◆ WHAT THIS TASK INVOLVES: Using the records that follow, copy every line containing the word "Overview".

◆ RECORD LIST:
========================================

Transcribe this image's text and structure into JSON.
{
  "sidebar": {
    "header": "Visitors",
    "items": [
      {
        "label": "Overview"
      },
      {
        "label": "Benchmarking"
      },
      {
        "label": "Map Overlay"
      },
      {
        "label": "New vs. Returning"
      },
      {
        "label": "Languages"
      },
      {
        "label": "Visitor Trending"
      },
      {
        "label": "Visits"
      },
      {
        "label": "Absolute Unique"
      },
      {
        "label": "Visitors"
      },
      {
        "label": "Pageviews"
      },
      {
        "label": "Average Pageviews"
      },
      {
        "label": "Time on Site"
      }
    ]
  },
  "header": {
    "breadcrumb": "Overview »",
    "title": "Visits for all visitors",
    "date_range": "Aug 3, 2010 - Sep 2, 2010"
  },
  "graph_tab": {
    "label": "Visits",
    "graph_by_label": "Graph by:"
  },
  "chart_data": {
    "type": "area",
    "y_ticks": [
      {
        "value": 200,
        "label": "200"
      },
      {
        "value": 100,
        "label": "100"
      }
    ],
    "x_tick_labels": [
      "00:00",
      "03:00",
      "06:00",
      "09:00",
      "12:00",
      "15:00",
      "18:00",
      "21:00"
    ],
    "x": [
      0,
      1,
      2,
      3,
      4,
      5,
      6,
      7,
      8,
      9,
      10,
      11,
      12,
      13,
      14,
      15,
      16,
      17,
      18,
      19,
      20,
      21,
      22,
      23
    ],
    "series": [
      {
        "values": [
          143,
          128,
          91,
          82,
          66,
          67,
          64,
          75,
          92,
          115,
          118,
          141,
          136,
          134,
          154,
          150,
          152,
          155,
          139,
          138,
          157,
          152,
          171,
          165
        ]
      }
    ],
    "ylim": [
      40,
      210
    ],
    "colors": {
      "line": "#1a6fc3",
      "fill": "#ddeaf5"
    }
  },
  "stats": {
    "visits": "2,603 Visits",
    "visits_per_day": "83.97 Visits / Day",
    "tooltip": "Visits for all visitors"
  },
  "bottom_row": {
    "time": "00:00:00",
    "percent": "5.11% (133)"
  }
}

========================================

◆ PROBLEM SOLUTION:
        "label": "Overview"
    "breadcrumb": "Overview »",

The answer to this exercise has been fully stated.